Dataset records:
-*-

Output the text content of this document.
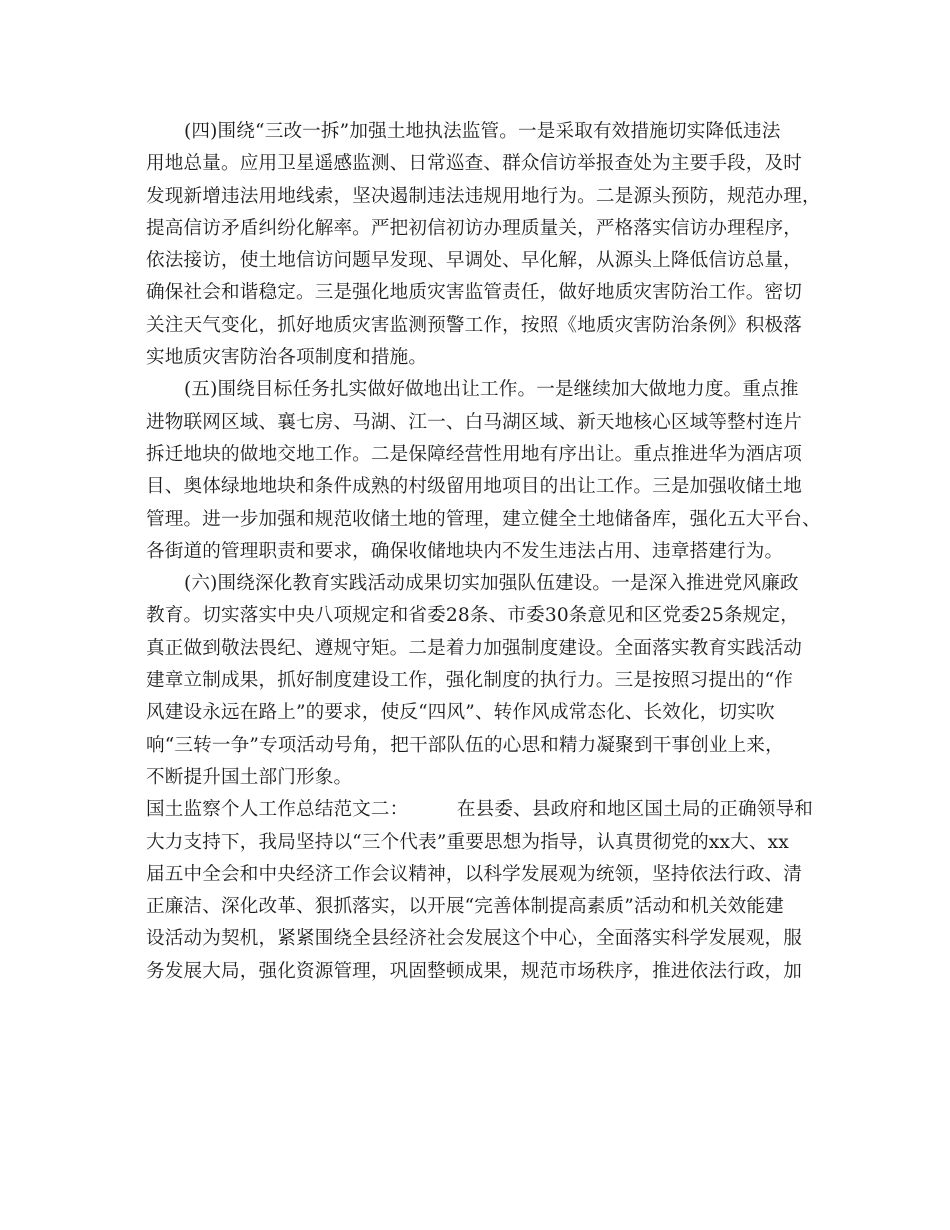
(四)围绕“三改一拆”加强土地执法监管。一是采取有效措施切实降低违法
用地总量。应用卫星遥感监测、日常巡查、群众信访举报查处为主要手段，及时
发现新增违法用地线索，坚决遏制违法违规用地行为。二是源头预防，规范办理，
提高信访矛盾纠纷化解率。严把初信初访办理质量关，严格落实信访办理程序，
依法接访，使土地信访问题早发现、早调处、早化解，从源头上降低信访总量，
确保社会和谐稳定。三是强化地质灾害监管责任，做好地质灾害防治工作。密切
关注天气变化，抓好地质灾害监测预警工作，按照《地质灾害防治条例》积极落
实地质灾害防治各项制度和措施。
(五)围绕目标任务扎实做好做地出让工作。一是继续加大做地力度。重点推
进物联网区域、襄七房、马湖、江一、白马湖区域、新天地核心区域等整村连片
拆迁地块的做地交地工作。二是保障经营性用地有序出让。重点推进华为酒店项
目、奥体绿地地块和条件成熟的村级留用地项目的出让工作。三是加强收储土地
管理。进一步加强和规范收储土地的管理，建立健全土地储备库，强化五大平台、
各街道的管理职责和要求，确保收储地块内不发生违法占用、违章搭建行为。
(六)围绕深化教育实践活动成果切实加强队伍建设。一是深入推进党风廉政
教育。切实落实中央八项规定和省委28条、市委30条意见和区党委25条规定，
真正做到敬法畏纪、遵规守矩。二是着力加强制度建设。全面落实教育实践活动
建章立制成果，抓好制度建设工作，强化制度的执行力。三是按照习提出的“作
风建设永远在路上”的要求，使反“四风”、转作风成常态化、长效化，切实吹
响“三转一争”专项活动号角，把干部队伍的心思和精力凝聚到干事创业上来，
不断提升国土部门形象。
国土监察个人工作总结范文二：        在县委、县政府和地区国土局的正确领导和
大力支持下，我局坚持以“三个代表”重要思想为指导，认真贯彻党的xx大、xx
届五中全会和中央经济工作会议精神，以科学发展观为统领，坚持依法行政、清
正廉洁、深化改革、狠抓落实，以开展“完善体制提高素质”活动和机关效能建
设活动为契机，紧紧围绕全县经济社会发展这个中心，全面落实科学发展观，服
务发展大局，强化资源管理，巩固整顿成果，规范市场秩序，推进依法行政，加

-*-

*REQUIRED WORK*
Write out each line of the data exactly; the images should be left out.

*SOLUTION TO THE EXERCISE*
Output the text content of this document.
(四)围绕“三改一拆”加强土地执法监管。一是采取有效措施切实降低违法
用地总量。应用卫星遥感监测、日常巡查、群众信访举报查处为主要手段，及时
发现新增违法用地线索，坚决遏制违法违规用地行为。二是源头预防，规范办理，
提高信访矛盾纠纷化解率。严把初信初访办理质量关，严格落实信访办理程序，
依法接访，使土地信访问题早发现、早调处、早化解，从源头上降低信访总量，
确保社会和谐稳定。三是强化地质灾害监管责任，做好地质灾害防治工作。密切
关注天气变化，抓好地质灾害监测预警工作，按照《地质灾害防治条例》积极落
实地质灾害防治各项制度和措施。
(五)围绕目标任务扎实做好做地出让工作。一是继续加大做地力度。重点推
进物联网区域、襄七房、马湖、江一、白马湖区域、新天地核心区域等整村连片
拆迁地块的做地交地工作。二是保障经营性用地有序出让。重点推进华为酒店项
目、奥体绿地地块和条件成熟的村级留用地项目的出让工作。三是加强收储土地
管理。进一步加强和规范收储土地的管理，建立健全土地储备库，强化五大平台、
各街道的管理职责和要求，确保收储地块内不发生违法占用、违章搭建行为。
(六)围绕深化教育实践活动成果切实加强队伍建设。一是深入推进党风廉政
教育。切实落实中央八项规定和省委28条、市委30条意见和区党委25条规定，
真正做到敬法畏纪、遵规守矩。二是着力加强制度建设。全面落实教育实践活动
建章立制成果，抓好制度建设工作，强化制度的执行力。三是按照习提出的“作
风建设永远在路上”的要求，使反“四风”、转作风成常态化、长效化，切实吹
响“三转一争”专项活动号角，把干部队伍的心思和精力凝聚到干事创业上来，
不断提升国土部门形象。
国土监察个人工作总结范文二：        在县委、县政府和地区国土局的正确领导和
大力支持下，我局坚持以“三个代表”重要思想为指导，认真贯彻党的xx大、xx
届五中全会和中央经济工作会议精神，以科学发展观为统领，坚持依法行政、清
正廉洁、深化改革、狠抓落实，以开展“完善体制提高素质”活动和机关效能建
设活动为契机，紧紧围绕全县经济社会发展这个中心，全面落实科学发展观，服
务发展大局，强化资源管理，巩固整顿成果，规范市场秩序，推进依法行政，加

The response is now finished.